### Material for this exercise

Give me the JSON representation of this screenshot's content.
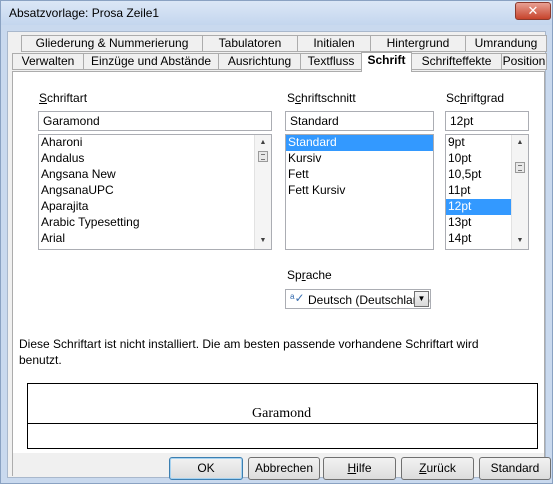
{
  "window": {
    "title": "Absatzvorlage: Prosa Zeile1",
    "close_label": "✕"
  },
  "tabs_row1": [
    "Gliederung & Nummerierung",
    "Tabulatoren",
    "Initialen",
    "Hintergrund",
    "Umrandung"
  ],
  "tabs_row2": [
    "Verwalten",
    "Einzüge und Abstände",
    "Ausrichtung",
    "Textfluss",
    "Schrift",
    "Schrifteffekte",
    "Position"
  ],
  "active_tab": "Schrift",
  "font": {
    "label_first": "S",
    "label_rest": "chriftart",
    "value": "Garamond",
    "items": [
      "Aharoni",
      "Andalus",
      "Angsana New",
      "AngsanaUPC",
      "Aparajita",
      "Arabic Typesetting",
      "Arial"
    ]
  },
  "style": {
    "label_pre": "S",
    "label_ul": "c",
    "label_post": "hriftschnitt",
    "value": "Standard",
    "items": [
      "Standard",
      "Kursiv",
      "Fett",
      "Fett Kursiv"
    ],
    "selected": "Standard"
  },
  "size": {
    "label_pre": "Sc",
    "label_ul": "h",
    "label_post": "riftgrad",
    "value": "12pt",
    "items": [
      "9pt",
      "10pt",
      "10,5pt",
      "11pt",
      "12pt",
      "13pt",
      "14pt"
    ],
    "selected": "12pt"
  },
  "language": {
    "label_pre": "Sp",
    "label_ul": "r",
    "label_post": "ache",
    "value": "Deutsch (Deutschland)",
    "icon": "spellcheck-icon"
  },
  "notice": "Diese Schriftart ist nicht installiert. Die am besten passende vorhandene Schriftart wird benutzt.",
  "preview_text": "Garamond",
  "buttons": {
    "ok": "OK",
    "cancel": "Abbrechen",
    "help_ul": "H",
    "help_rest": "ilfe",
    "back_ul": "Z",
    "back_rest": "urück",
    "default": "Standard"
  },
  "colors": {
    "selection": "#3399ff",
    "titlebar": "#c4d6ee",
    "close": "#c7432b"
  }
}
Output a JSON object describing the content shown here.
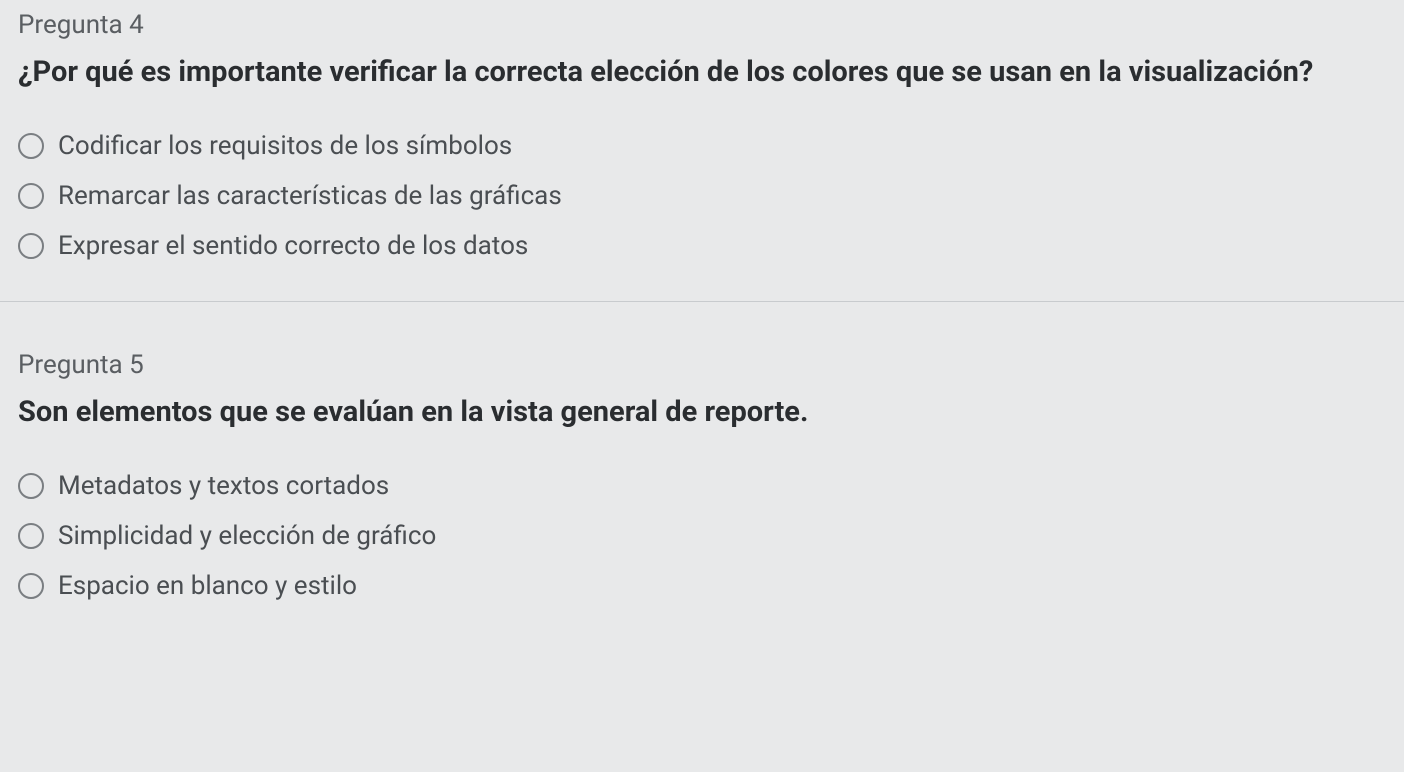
{
  "questions": [
    {
      "label": "Pregunta 4",
      "text": "¿Por qué es importante verificar la correcta elección de los colores que se usan en la visualización?",
      "options": [
        "Codificar los requisitos de los símbolos",
        "Remarcar las características de las gráficas",
        "Expresar el sentido correcto de los datos"
      ]
    },
    {
      "label": "Pregunta 5",
      "text": "Son elementos que se evalúan en la vista general de reporte.",
      "options": [
        "Metadatos y textos cortados",
        "Simplicidad y elección de gráfico",
        "Espacio en blanco y estilo"
      ]
    }
  ]
}
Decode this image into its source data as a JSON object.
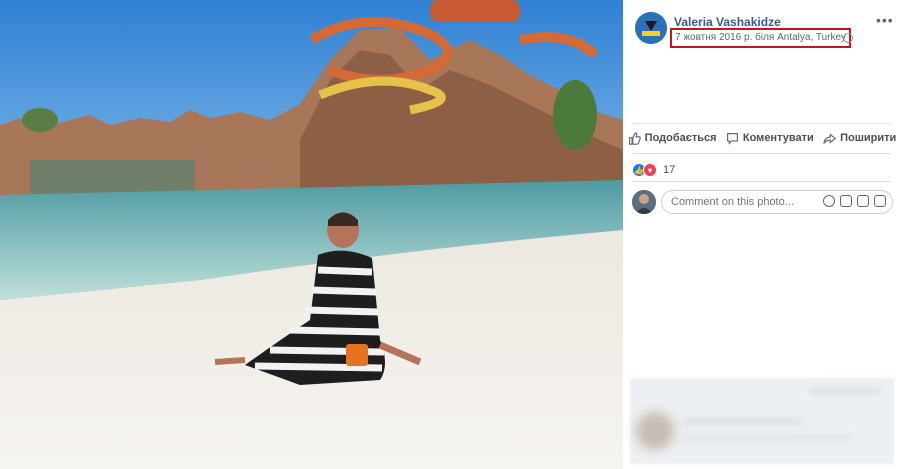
{
  "post": {
    "author": "Valeria Vashakidze",
    "date_location": "7 жовтня 2016 р. біля Antalya, Turkey",
    "more_label": "•••"
  },
  "actions": {
    "like": "Подобається",
    "comment": "Коментувати",
    "share": "Поширити"
  },
  "reactions": {
    "count": "17"
  },
  "comment": {
    "placeholder": "Comment on this photo..."
  },
  "icons": [
    "thumb-up-icon",
    "comment-bubble-icon",
    "share-arrow-icon",
    "like-reaction-icon",
    "love-reaction-icon",
    "emoji-icon",
    "camera-icon",
    "gif-icon",
    "sticker-icon",
    "globe-icon"
  ],
  "colors": {
    "link": "#365899",
    "highlight_border": "#c4161c",
    "like": "#1877f2",
    "love": "#f33e58"
  }
}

### Requirement
Reproduce all of the material exactly, apart from the pictures.

### Written answer
Give me the JSON representation of this screenshot's content.
{
  "window": {
    "title": "Absatzvorlage: Prosa Zeile1",
    "close_label": "✕"
  },
  "tabs_row1": [
    "Gliederung & Nummerierung",
    "Tabulatoren",
    "Initialen",
    "Hintergrund",
    "Umrandung"
  ],
  "tabs_row2": [
    "Verwalten",
    "Einzüge und Abstände",
    "Ausrichtung",
    "Textfluss",
    "Schrift",
    "Schrifteffekte",
    "Position"
  ],
  "active_tab": "Schrift",
  "font": {
    "label_first": "S",
    "label_rest": "chriftart",
    "value": "Garamond",
    "items": [
      "Aharoni",
      "Andalus",
      "Angsana New",
      "AngsanaUPC",
      "Aparajita",
      "Arabic Typesetting",
      "Arial"
    ]
  },
  "style": {
    "label_pre": "S",
    "label_ul": "c",
    "label_post": "hriftschnitt",
    "value": "Standard",
    "items": [
      "Standard",
      "Kursiv",
      "Fett",
      "Fett Kursiv"
    ],
    "selected": "Standard"
  },
  "size": {
    "label_pre": "Sc",
    "label_ul": "h",
    "label_post": "riftgrad",
    "value": "12pt",
    "items": [
      "9pt",
      "10pt",
      "10,5pt",
      "11pt",
      "12pt",
      "13pt",
      "14pt"
    ],
    "selected": "12pt"
  },
  "language": {
    "label_pre": "Sp",
    "label_ul": "r",
    "label_post": "ache",
    "value": "Deutsch (Deutschland)",
    "icon": "spellcheck-icon"
  },
  "notice": "Diese Schriftart ist nicht installiert. Die am besten passende vorhandene Schriftart wird benutzt.",
  "preview_text": "Garamond",
  "buttons": {
    "ok": "OK",
    "cancel": "Abbrechen",
    "help_ul": "H",
    "help_rest": "ilfe",
    "back_ul": "Z",
    "back_rest": "urück",
    "default": "Standard"
  },
  "colors": {
    "selection": "#3399ff",
    "titlebar": "#c4d6ee",
    "close": "#c7432b"
  }
}
Output a JSON object describing the content shown here.
{
  "questions": [
    {
      "label": "Pregunta 4",
      "text": "¿Por qué es importante verificar la correcta elección de los colores que se usan en la visualización?",
      "options": [
        "Codificar los requisitos de los símbolos",
        "Remarcar las características de las gráficas",
        "Expresar el sentido correcto de los datos"
      ]
    },
    {
      "label": "Pregunta 5",
      "text": "Son elementos que se evalúan en la vista general de reporte.",
      "options": [
        "Metadatos y textos cortados",
        "Simplicidad y elección de gráfico",
        "Espacio en blanco y estilo"
      ]
    }
  ]
}
Decode this image into its source data as a JSON object.
{
  "post": {
    "author": "Valeria Vashakidze",
    "date_location": "7 жовтня 2016 р. біля Antalya, Turkey",
    "more_label": "•••"
  },
  "actions": {
    "like": "Подобається",
    "comment": "Коментувати",
    "share": "Поширити"
  },
  "reactions": {
    "count": "17"
  },
  "comment": {
    "placeholder": "Comment on this photo..."
  },
  "icons": [
    "thumb-up-icon",
    "comment-bubble-icon",
    "share-arrow-icon",
    "like-reaction-icon",
    "love-reaction-icon",
    "emoji-icon",
    "camera-icon",
    "gif-icon",
    "sticker-icon",
    "globe-icon"
  ],
  "colors": {
    "link": "#365899",
    "highlight_border": "#c4161c",
    "like": "#1877f2",
    "love": "#f33e58"
  }
}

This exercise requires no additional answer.